## TEKST DO PRZECZYTANIA
______
Poważny wypadek w Bełżycach. Jedna osoba w szpitalu po dachowaniu rovera, kierowca bez uprawnień (zdjęcia)
08:16 07-08-2019
Do zdarzenia doszło w środę około godziny 7 na ul. Przemysłowej w Bełżycach, na wyjeździe w kierunku Borzechowa. Służby ratunkowe otrzymały zgłoszenie o dachowaniu tam pojazdu osobowego.
Na miejscu interweniowała straż pożarna, zespoły ratownictwa medycznego oraz policja. Jak ustaliliśmy, kierujący pojazdem marki Rover, na prostym odcinku jezdni, podczas wyprzedzania pojazdu, stracił panowanie nad autem, zjechał z drogi, a następnie pojazd dachował. W wyniku zdarzenia 20-letnia pasażerka trafiła do szpitala.
W rejonie wypadku występują utrudnienia z przejazdem, jeden pas jest częściowo nieprzejezdny. Policjanci ustalają szczegółowe okoliczności zdarzenia. Jak się okazało 27-letni kierowca nie posiadał uprawnień, mężczyzna był trzeźwy.
Galeria zdjęć
(fot. lublin112.pl)
Młodzi myślą, że są nieśmiertelni a tu ZONK. Szkoda dzieciaków.
Dobry Bóg zrobił co mógł, resztą zajmą się fachowcy…
Chciał zaimponować dziewczynie i zapamięta go do końca życia…
Rower w owsiku,owsik w głowie,amen.
______
## DOSTARCZONE WIERSZE

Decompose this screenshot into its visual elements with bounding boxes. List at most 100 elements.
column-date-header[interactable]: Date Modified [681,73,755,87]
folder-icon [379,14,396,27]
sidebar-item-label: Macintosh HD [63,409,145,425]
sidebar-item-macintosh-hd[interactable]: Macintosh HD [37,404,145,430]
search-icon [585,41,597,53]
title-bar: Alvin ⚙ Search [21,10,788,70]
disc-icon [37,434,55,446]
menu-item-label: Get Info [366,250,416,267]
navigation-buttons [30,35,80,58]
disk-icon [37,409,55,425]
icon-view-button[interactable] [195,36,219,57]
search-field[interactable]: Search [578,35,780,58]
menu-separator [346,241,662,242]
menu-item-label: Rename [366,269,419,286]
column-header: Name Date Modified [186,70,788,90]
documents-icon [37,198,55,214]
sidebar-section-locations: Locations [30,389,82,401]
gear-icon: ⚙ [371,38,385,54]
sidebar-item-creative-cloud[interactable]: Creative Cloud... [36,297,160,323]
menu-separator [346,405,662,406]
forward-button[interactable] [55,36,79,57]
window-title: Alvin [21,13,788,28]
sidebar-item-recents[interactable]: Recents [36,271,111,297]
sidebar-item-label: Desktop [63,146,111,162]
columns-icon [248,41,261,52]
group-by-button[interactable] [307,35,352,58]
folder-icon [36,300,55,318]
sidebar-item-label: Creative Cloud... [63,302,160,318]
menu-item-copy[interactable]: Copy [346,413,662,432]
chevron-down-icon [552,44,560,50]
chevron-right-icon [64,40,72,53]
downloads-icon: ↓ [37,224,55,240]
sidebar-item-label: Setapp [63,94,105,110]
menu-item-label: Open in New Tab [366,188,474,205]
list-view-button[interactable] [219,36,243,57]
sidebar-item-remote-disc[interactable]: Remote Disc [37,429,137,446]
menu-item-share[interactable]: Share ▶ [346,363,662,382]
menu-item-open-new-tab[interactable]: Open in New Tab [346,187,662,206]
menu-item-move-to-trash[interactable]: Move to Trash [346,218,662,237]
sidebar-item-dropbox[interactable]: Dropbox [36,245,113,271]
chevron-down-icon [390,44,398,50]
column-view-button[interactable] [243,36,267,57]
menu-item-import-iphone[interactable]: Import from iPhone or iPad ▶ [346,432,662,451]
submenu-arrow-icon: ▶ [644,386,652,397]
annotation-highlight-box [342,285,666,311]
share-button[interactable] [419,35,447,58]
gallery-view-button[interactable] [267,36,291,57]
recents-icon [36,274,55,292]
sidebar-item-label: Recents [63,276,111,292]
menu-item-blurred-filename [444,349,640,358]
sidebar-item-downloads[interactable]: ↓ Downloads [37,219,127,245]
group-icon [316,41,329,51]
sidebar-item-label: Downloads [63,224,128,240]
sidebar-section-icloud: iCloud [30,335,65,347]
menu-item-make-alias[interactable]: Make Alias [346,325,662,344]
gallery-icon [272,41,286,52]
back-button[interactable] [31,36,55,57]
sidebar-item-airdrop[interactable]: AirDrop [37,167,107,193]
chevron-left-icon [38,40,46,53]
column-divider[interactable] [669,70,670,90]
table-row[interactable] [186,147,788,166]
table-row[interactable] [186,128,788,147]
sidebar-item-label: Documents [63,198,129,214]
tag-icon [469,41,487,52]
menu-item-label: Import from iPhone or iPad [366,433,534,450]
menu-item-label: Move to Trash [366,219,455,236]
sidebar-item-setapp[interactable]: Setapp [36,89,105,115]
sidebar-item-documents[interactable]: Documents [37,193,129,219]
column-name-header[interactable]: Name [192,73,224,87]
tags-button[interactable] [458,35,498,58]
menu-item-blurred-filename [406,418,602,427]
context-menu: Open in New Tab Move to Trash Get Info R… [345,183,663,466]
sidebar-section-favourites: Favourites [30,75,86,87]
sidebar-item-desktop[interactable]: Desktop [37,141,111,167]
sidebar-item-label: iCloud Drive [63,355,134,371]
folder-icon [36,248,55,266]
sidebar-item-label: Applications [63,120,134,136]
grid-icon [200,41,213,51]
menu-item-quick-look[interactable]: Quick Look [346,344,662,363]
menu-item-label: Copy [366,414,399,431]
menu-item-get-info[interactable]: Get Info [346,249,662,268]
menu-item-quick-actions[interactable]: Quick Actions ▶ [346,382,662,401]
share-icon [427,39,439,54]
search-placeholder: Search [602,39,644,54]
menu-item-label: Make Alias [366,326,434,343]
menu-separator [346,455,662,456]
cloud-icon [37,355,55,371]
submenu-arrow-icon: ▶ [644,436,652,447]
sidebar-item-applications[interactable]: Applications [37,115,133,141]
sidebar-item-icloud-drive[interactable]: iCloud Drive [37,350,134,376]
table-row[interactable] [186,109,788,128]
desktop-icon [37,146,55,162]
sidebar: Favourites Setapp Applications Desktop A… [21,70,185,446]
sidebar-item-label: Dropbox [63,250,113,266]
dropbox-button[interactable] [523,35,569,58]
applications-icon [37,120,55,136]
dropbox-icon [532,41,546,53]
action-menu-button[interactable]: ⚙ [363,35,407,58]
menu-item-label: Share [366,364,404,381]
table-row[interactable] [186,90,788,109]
______
## POLECENIA
a – Przepisz wiernie fragment tekstu o wypadku w Bełżycach, który zaczyna się słowami „Poważny wypadek w”, a kończy słowami „mężczyzna był trzeźwy.”.
b – Odpowiedz na podstawie tekstu o wypadku w Bełżycach:
(i) Na jakiej ulicy doszło do zdarzenia?
(ii) Ile lat miała pasażerka, która trafiła do szpitala?
(iii) Czego nie posiadał 27-letni kierowca?
Wiersze nie mają żadnego związku z tekstem.

## ODPOWIEDZI
a –
Poważny wypadek w Bełżycach. Jedna osoba w szpitalu po dachowaniu rovera, kierowca bez uprawnień (zdjęcia)
08:16 07-08-2019
Do zdarzenia doszło w środę około godziny 7 na ul. Przemysłowej w Bełżycach, na wyjeździe w kierunku Borzechowa. Służby ratunkowe otrzymały zgłoszenie o dachowaniu tam pojazdu osobowego.
Na miejscu interweniowała straż pożarna, zespoły ratownictwa medycznego oraz policja. Jak ustaliliśmy, kierujący pojazdem marki Rover, na prostym odcinku jezdni, podczas wyprzedzania pojazdu, stracił panowanie nad autem, zjechał z drogi, a następnie pojazd dachował. W wyniku zdarzenia 20-letnia pasażerka trafiła do szpitala.
W rejonie wypadku występują utrudnienia z przejazdem, jeden pas jest częściowo nieprzejezdny. Policjanci ustalają szczegółowe okoliczności zdarzenia. Jak się okazało 27-letni kierowca nie posiadał uprawnień, mężczyzna był trzeźwy.

b –
(i) Na ul. Przemysłowej w Bełżycach.
(ii) 20 lat.
(iii) Uprawnień.